--- Begin Input data ---

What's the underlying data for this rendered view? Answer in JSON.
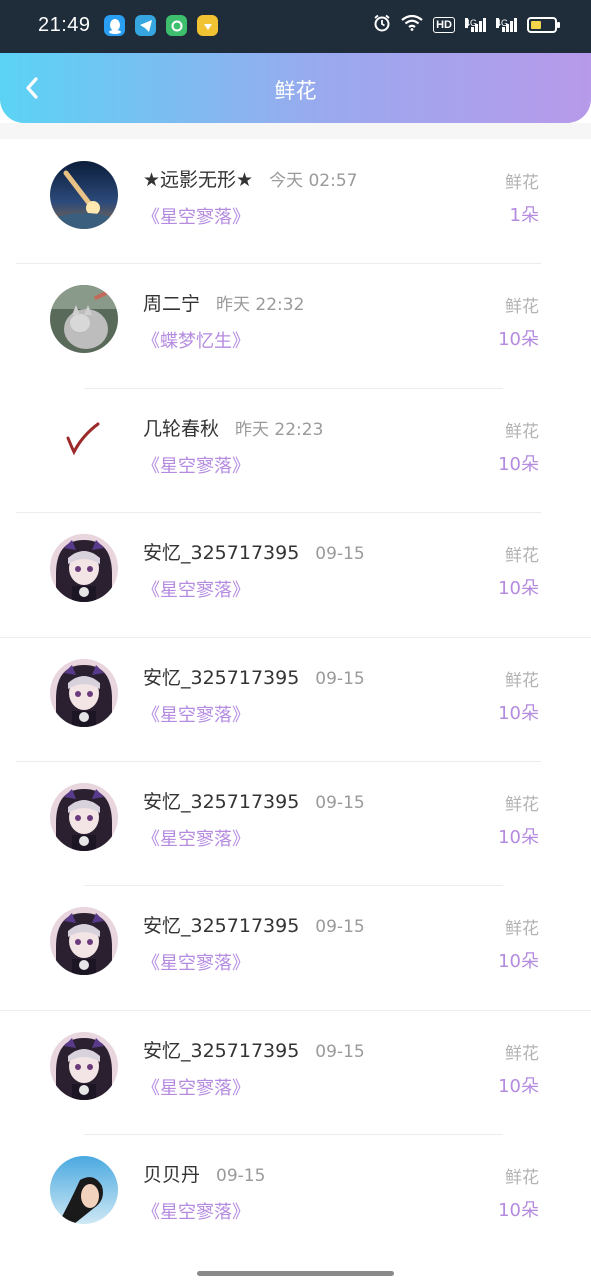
{
  "status_bar": {
    "time": "21:49",
    "apps": [
      {
        "icon": "qq-icon",
        "color": "#2a9ef2"
      },
      {
        "icon": "telegram-icon",
        "color": "#35a6e0"
      },
      {
        "icon": "green-app-icon",
        "color": "#3dbf6e"
      },
      {
        "icon": "yellow-app-icon",
        "color": "#f1c232"
      }
    ],
    "hd_label": "HD",
    "network_1": "4G",
    "network_2": "4G",
    "battery_level": 0.45
  },
  "header": {
    "title": "鲜花",
    "back_icon": "chevron-left-icon"
  },
  "records": [
    {
      "name": "★远影无形★",
      "time": "今天 02:57",
      "work": "《星空寥落》",
      "gift": "鲜花",
      "count": "1朵",
      "avatar": "meteor"
    },
    {
      "name": "周二宁",
      "time": "昨天 22:32",
      "work": "《蝶梦忆生》",
      "gift": "鲜花",
      "count": "10朵",
      "avatar": "cat"
    },
    {
      "name": "几轮春秋",
      "time": "昨天 22:23",
      "work": "《星空寥落》",
      "gift": "鲜花",
      "count": "10朵",
      "avatar": "check"
    },
    {
      "name": "安忆_325717395",
      "time": "09-15",
      "work": "《星空寥落》",
      "gift": "鲜花",
      "count": "10朵",
      "avatar": "anime"
    },
    {
      "name": "安忆_325717395",
      "time": "09-15",
      "work": "《星空寥落》",
      "gift": "鲜花",
      "count": "10朵",
      "avatar": "anime"
    },
    {
      "name": "安忆_325717395",
      "time": "09-15",
      "work": "《星空寥落》",
      "gift": "鲜花",
      "count": "10朵",
      "avatar": "anime"
    },
    {
      "name": "安忆_325717395",
      "time": "09-15",
      "work": "《星空寥落》",
      "gift": "鲜花",
      "count": "10朵",
      "avatar": "anime"
    },
    {
      "name": "安忆_325717395",
      "time": "09-15",
      "work": "《星空寥落》",
      "gift": "鲜花",
      "count": "10朵",
      "avatar": "anime"
    },
    {
      "name": "贝贝丹",
      "time": "09-15",
      "work": "《星空寥落》",
      "gift": "鲜花",
      "count": "10朵",
      "avatar": "sky"
    }
  ],
  "colors": {
    "accent": "#b58be0",
    "header_gradient_start": "#5bd3f4",
    "header_gradient_end": "#b79aea"
  }
}
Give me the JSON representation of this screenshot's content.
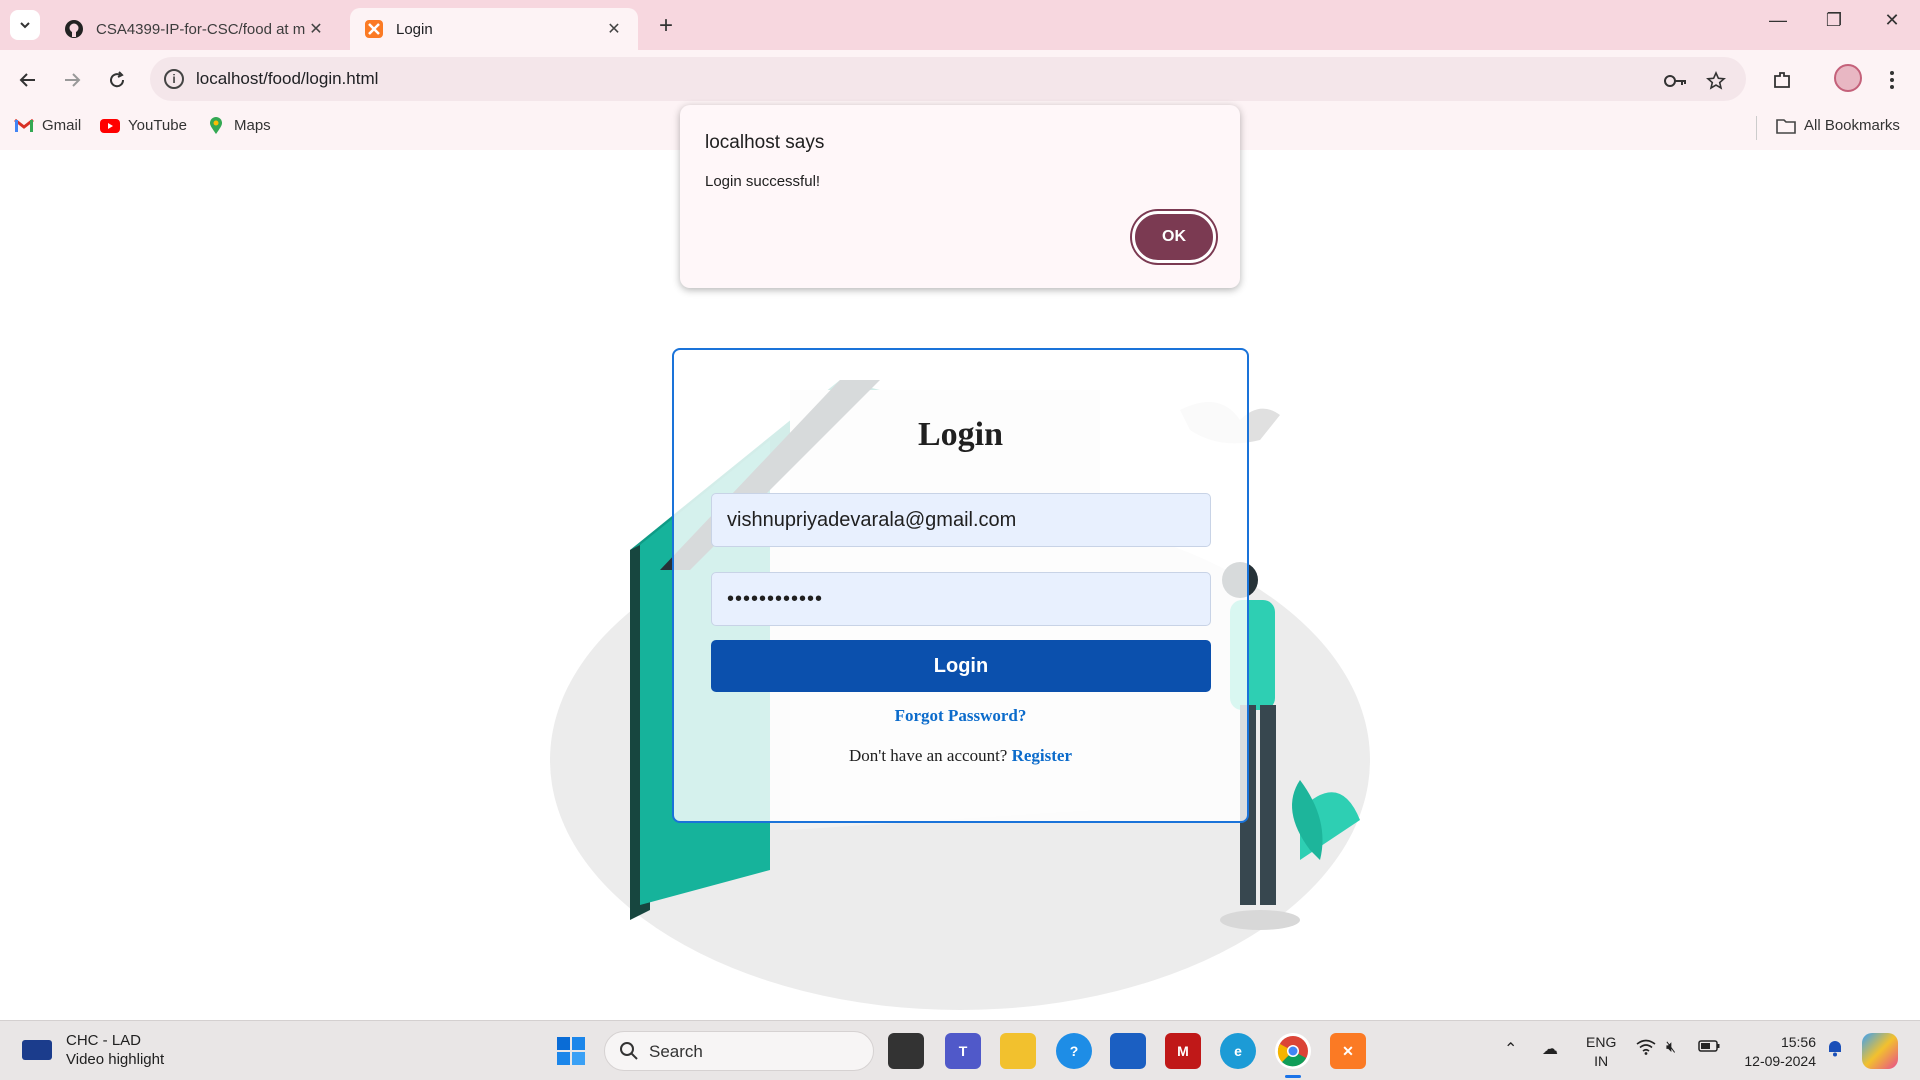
{
  "browser": {
    "tabs": [
      {
        "title": "CSA4399-IP-for-CSC/food at m",
        "active": false
      },
      {
        "title": "Login",
        "active": true
      }
    ],
    "url": "localhost/food/login.html",
    "bookmarks": [
      "Gmail",
      "YouTube",
      "Maps"
    ],
    "all_bookmarks_label": "All Bookmarks"
  },
  "dialog": {
    "title": "localhost says",
    "message": "Login successful!",
    "ok_label": "OK"
  },
  "login_form": {
    "heading": "Login",
    "email_value": "vishnupriyadevarala@gmail.com",
    "password_mask": "••••••••••••",
    "submit_label": "Login",
    "forgot_label": "Forgot Password?",
    "no_account_text": "Don't have an account?",
    "register_label": "Register",
    "accent_color": "#0b50ad"
  },
  "taskbar": {
    "weather_title": "CHC - LAD",
    "weather_subtitle": "Video highlight",
    "search_label": "Search",
    "lang_top": "ENG",
    "lang_bottom": "IN",
    "time": "15:56",
    "date": "12-09-2024"
  }
}
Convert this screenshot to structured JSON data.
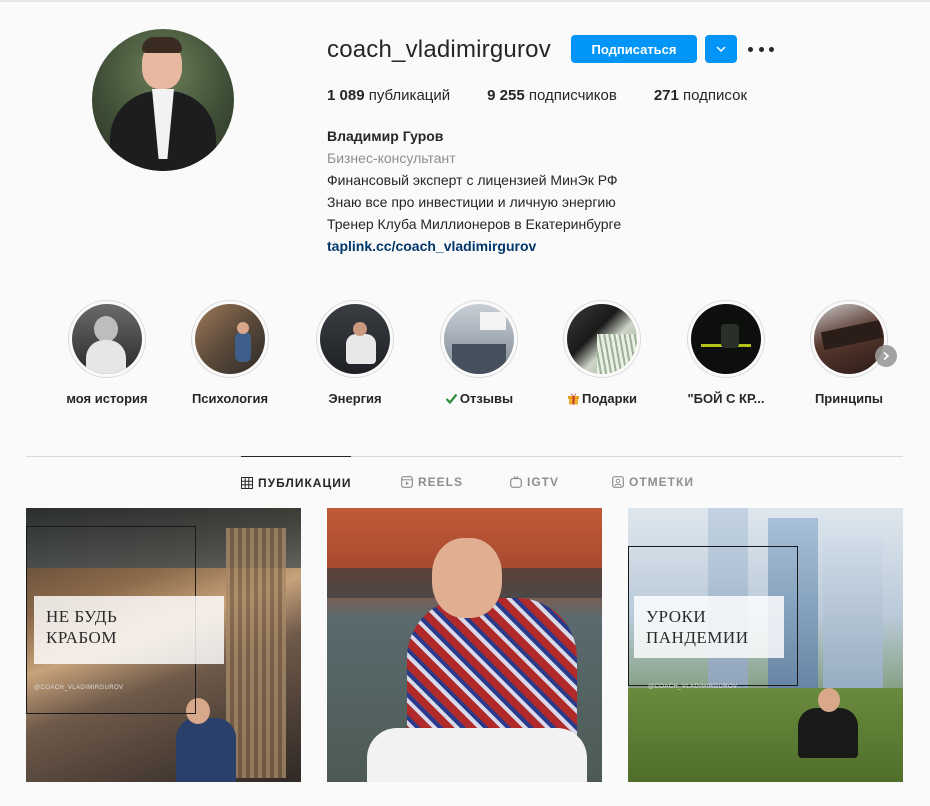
{
  "profile": {
    "username": "coach_vladimirgurov",
    "follow_label": "Подписаться",
    "stats": [
      {
        "num": "1 089",
        "label": "публикаций"
      },
      {
        "num": "9 255",
        "label": "подписчиков"
      },
      {
        "num": "271",
        "label": "подписок"
      }
    ],
    "bio": {
      "name": "Владимир Гуров",
      "category": "Бизнес-консультант",
      "lines": [
        "Финансовый эксперт с лицензией МинЭк РФ",
        "Знаю все про инвестиции и личную энергию",
        "Тренер Клуба Миллионеров в Екатеринбурге"
      ],
      "link": "taplink.cc/coach_vladimirgurov"
    }
  },
  "highlights": [
    {
      "label": "моя история"
    },
    {
      "label": "Психология"
    },
    {
      "label": "Энергия"
    },
    {
      "label": "Отзывы",
      "emoji": "check-mark-icon"
    },
    {
      "label": "Подарки",
      "emoji": "gift-icon"
    },
    {
      "label": "\"БОЙ С КР..."
    },
    {
      "label": "Принципы"
    }
  ],
  "tabs": [
    {
      "label": "ПУБЛИКАЦИИ",
      "icon": "grid-icon",
      "active": true
    },
    {
      "label": "REELS",
      "icon": "reels-icon"
    },
    {
      "label": "IGTV",
      "icon": "igtv-icon"
    },
    {
      "label": "ОТМЕТКИ",
      "icon": "tagged-icon"
    }
  ],
  "posts": [
    {
      "caption": [
        "НЕ БУДЬ",
        "КРАБОМ"
      ],
      "watermark": "@COACH_VLADIMIRGUROV"
    },
    {
      "caption": []
    },
    {
      "caption": [
        "УРОКИ",
        "ПАНДЕМИИ"
      ],
      "watermark": "@COACH_VLADIMIRGUROV"
    }
  ],
  "colors": {
    "accent": "#0095f6",
    "link": "#00376b",
    "muted": "#8e8e8e"
  }
}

--- End Input data ---

### What is asked
Which lines contain the word "food"? Copy each one.

### Reply
        "title": "CSA4399-IP-for-CSC/food at m",
    "url": "localhost/food/login.html",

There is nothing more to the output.